[begin SUPPLIED RECORDS]
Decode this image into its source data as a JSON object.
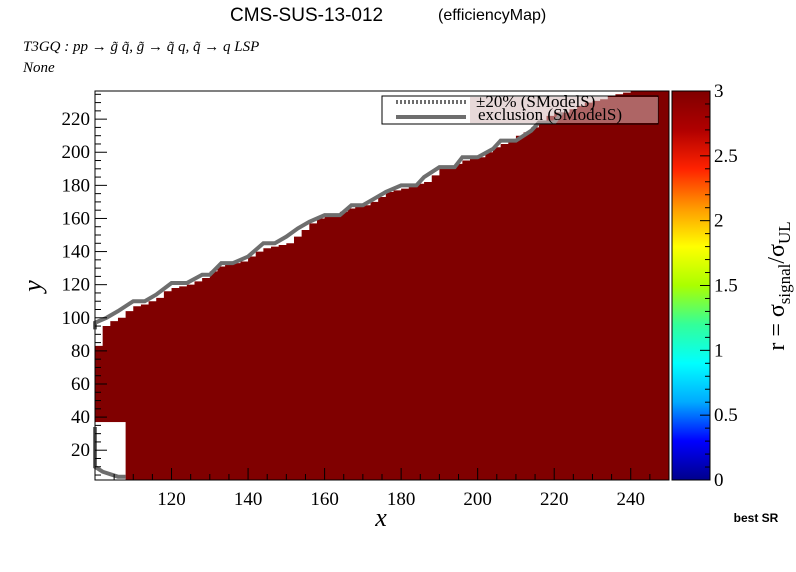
{
  "header": {
    "title": "CMS-SUS-13-012",
    "title_suffix": "(efficiencyMap)",
    "process": "T3GQ : pp  → g̃ q̃, g̃ → q̃ q, q̃ → q LSP",
    "subtitle": "None",
    "footer_note": "best SR"
  },
  "chart_data": {
    "type": "heatmap",
    "xlabel": "x",
    "ylabel": "y",
    "xlim": [
      100,
      250
    ],
    "ylim": [
      2,
      237
    ],
    "xticks": [
      120,
      140,
      160,
      180,
      200,
      220,
      240
    ],
    "yticks": [
      20,
      40,
      60,
      80,
      100,
      120,
      140,
      160,
      180,
      200,
      220
    ],
    "colorbar": {
      "label": "r = σsignal/σUL",
      "label_parts": {
        "main": "r = σ",
        "sub1": "signal",
        "mid": "/σ",
        "sub2": "UL"
      },
      "min": 0,
      "max": 3,
      "ticks": [
        0,
        0.5,
        1,
        1.5,
        2,
        2.5,
        3
      ],
      "tick_labels": [
        "0",
        "0.5",
        "1",
        "1.5",
        "2",
        "2.5",
        "3"
      ],
      "colors": [
        "#00008b",
        "#0000ff",
        "#00aaff",
        "#00ffff",
        "#33ff99",
        "#aaff00",
        "#ffff00",
        "#ff9900",
        "#ff2200",
        "#b00000",
        "#800000"
      ]
    },
    "cell_value": 3,
    "cell_color": "#800000",
    "region_boundary_y_at_x": {
      "x": [
        100,
        102,
        104,
        106,
        108,
        110,
        112,
        114,
        116,
        118,
        120,
        122,
        124,
        126,
        128,
        130,
        132,
        134,
        136,
        138,
        140,
        142,
        144,
        146,
        148,
        150,
        152,
        154,
        156,
        158,
        160,
        162,
        164,
        166,
        168,
        170,
        172,
        174,
        176,
        178,
        180,
        182,
        184,
        186,
        188,
        190,
        192,
        194,
        196,
        198,
        200,
        202,
        204,
        206,
        208,
        210,
        212,
        214,
        216,
        218,
        220,
        222,
        224,
        226,
        228,
        230,
        232,
        234,
        236,
        238,
        240,
        242,
        244,
        246,
        248,
        250
      ],
      "y": [
        83,
        95,
        98,
        100,
        104,
        107,
        108,
        110,
        112,
        116,
        118,
        119,
        120,
        122,
        124,
        128,
        131,
        132,
        133,
        134,
        137,
        140,
        142,
        143,
        144,
        145,
        149,
        153,
        157,
        160,
        162,
        163,
        164,
        166,
        167,
        168,
        170,
        173,
        176,
        177,
        178,
        180,
        181,
        182,
        186,
        190,
        192,
        193,
        195,
        196,
        197,
        200,
        203,
        205,
        208,
        210,
        212,
        215,
        218,
        222,
        224,
        224,
        226,
        228,
        230,
        231,
        232,
        234,
        235,
        236,
        237,
        237,
        237,
        237,
        237,
        237
      ]
    },
    "low_mass_hole": {
      "x": [
        100,
        108
      ],
      "y": [
        2,
        37
      ]
    },
    "legend": {
      "position": "top-right",
      "entries": [
        {
          "label": "±20% (SModelS)",
          "style": "dotted",
          "color": "#6e6e6e"
        },
        {
          "label": "exclusion (SModelS)",
          "style": "solid",
          "color": "#6e6e6e"
        }
      ]
    },
    "exclusion_contour": {
      "x": [
        100,
        100,
        103,
        106,
        110,
        113,
        116,
        120,
        124,
        128,
        130,
        133,
        136,
        140,
        144,
        147,
        150,
        153,
        156,
        160,
        164,
        167,
        170,
        173,
        176,
        180,
        184,
        186,
        190,
        194,
        196,
        200,
        204,
        206,
        210,
        214,
        216,
        220,
        222
      ],
      "y": [
        93,
        97,
        100,
        104,
        110,
        110,
        114,
        121,
        121,
        126,
        126,
        133,
        133,
        137,
        145,
        145,
        149,
        154,
        158,
        162,
        162,
        168,
        168,
        172,
        176,
        180,
        180,
        185,
        191,
        191,
        197,
        197,
        202,
        207,
        207,
        213,
        218,
        218,
        224
      ]
    },
    "exclusion_contour_low": {
      "x": [
        100,
        100,
        102,
        106,
        108
      ],
      "y": [
        34,
        10,
        7,
        4,
        4
      ]
    }
  }
}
[end SUPPLIED RECORDS]
**PROBLEM STATEMENT**. Print out the lines exactly, skipping any picture.

**ANSWER TO THE PROBLEM**.
Decode this image into its source data as a JSON object.
{
  "header": {
    "title": "CMS-SUS-13-012",
    "title_suffix": "(efficiencyMap)",
    "process": "T3GQ : pp  → g̃ q̃, g̃ → q̃ q, q̃ → q LSP",
    "subtitle": "None",
    "footer_note": "best SR"
  },
  "chart_data": {
    "type": "heatmap",
    "xlabel": "x",
    "ylabel": "y",
    "xlim": [
      100,
      250
    ],
    "ylim": [
      2,
      237
    ],
    "xticks": [
      120,
      140,
      160,
      180,
      200,
      220,
      240
    ],
    "yticks": [
      20,
      40,
      60,
      80,
      100,
      120,
      140,
      160,
      180,
      200,
      220
    ],
    "colorbar": {
      "label": "r = σsignal/σUL",
      "label_parts": {
        "main": "r = σ",
        "sub1": "signal",
        "mid": "/σ",
        "sub2": "UL"
      },
      "min": 0,
      "max": 3,
      "ticks": [
        0,
        0.5,
        1,
        1.5,
        2,
        2.5,
        3
      ],
      "tick_labels": [
        "0",
        "0.5",
        "1",
        "1.5",
        "2",
        "2.5",
        "3"
      ],
      "colors": [
        "#00008b",
        "#0000ff",
        "#00aaff",
        "#00ffff",
        "#33ff99",
        "#aaff00",
        "#ffff00",
        "#ff9900",
        "#ff2200",
        "#b00000",
        "#800000"
      ]
    },
    "cell_value": 3,
    "cell_color": "#800000",
    "region_boundary_y_at_x": {
      "x": [
        100,
        102,
        104,
        106,
        108,
        110,
        112,
        114,
        116,
        118,
        120,
        122,
        124,
        126,
        128,
        130,
        132,
        134,
        136,
        138,
        140,
        142,
        144,
        146,
        148,
        150,
        152,
        154,
        156,
        158,
        160,
        162,
        164,
        166,
        168,
        170,
        172,
        174,
        176,
        178,
        180,
        182,
        184,
        186,
        188,
        190,
        192,
        194,
        196,
        198,
        200,
        202,
        204,
        206,
        208,
        210,
        212,
        214,
        216,
        218,
        220,
        222,
        224,
        226,
        228,
        230,
        232,
        234,
        236,
        238,
        240,
        242,
        244,
        246,
        248,
        250
      ],
      "y": [
        83,
        95,
        98,
        100,
        104,
        107,
        108,
        110,
        112,
        116,
        118,
        119,
        120,
        122,
        124,
        128,
        131,
        132,
        133,
        134,
        137,
        140,
        142,
        143,
        144,
        145,
        149,
        153,
        157,
        160,
        162,
        163,
        164,
        166,
        167,
        168,
        170,
        173,
        176,
        177,
        178,
        180,
        181,
        182,
        186,
        190,
        192,
        193,
        195,
        196,
        197,
        200,
        203,
        205,
        208,
        210,
        212,
        215,
        218,
        222,
        224,
        224,
        226,
        228,
        230,
        231,
        232,
        234,
        235,
        236,
        237,
        237,
        237,
        237,
        237,
        237
      ]
    },
    "low_mass_hole": {
      "x": [
        100,
        108
      ],
      "y": [
        2,
        37
      ]
    },
    "legend": {
      "position": "top-right",
      "entries": [
        {
          "label": "±20% (SModelS)",
          "style": "dotted",
          "color": "#6e6e6e"
        },
        {
          "label": "exclusion (SModelS)",
          "style": "solid",
          "color": "#6e6e6e"
        }
      ]
    },
    "exclusion_contour": {
      "x": [
        100,
        100,
        103,
        106,
        110,
        113,
        116,
        120,
        124,
        128,
        130,
        133,
        136,
        140,
        144,
        147,
        150,
        153,
        156,
        160,
        164,
        167,
        170,
        173,
        176,
        180,
        184,
        186,
        190,
        194,
        196,
        200,
        204,
        206,
        210,
        214,
        216,
        220,
        222
      ],
      "y": [
        93,
        97,
        100,
        104,
        110,
        110,
        114,
        121,
        121,
        126,
        126,
        133,
        133,
        137,
        145,
        145,
        149,
        154,
        158,
        162,
        162,
        168,
        168,
        172,
        176,
        180,
        180,
        185,
        191,
        191,
        197,
        197,
        202,
        207,
        207,
        213,
        218,
        218,
        224
      ]
    },
    "exclusion_contour_low": {
      "x": [
        100,
        100,
        102,
        106,
        108
      ],
      "y": [
        34,
        10,
        7,
        4,
        4
      ]
    }
  }
}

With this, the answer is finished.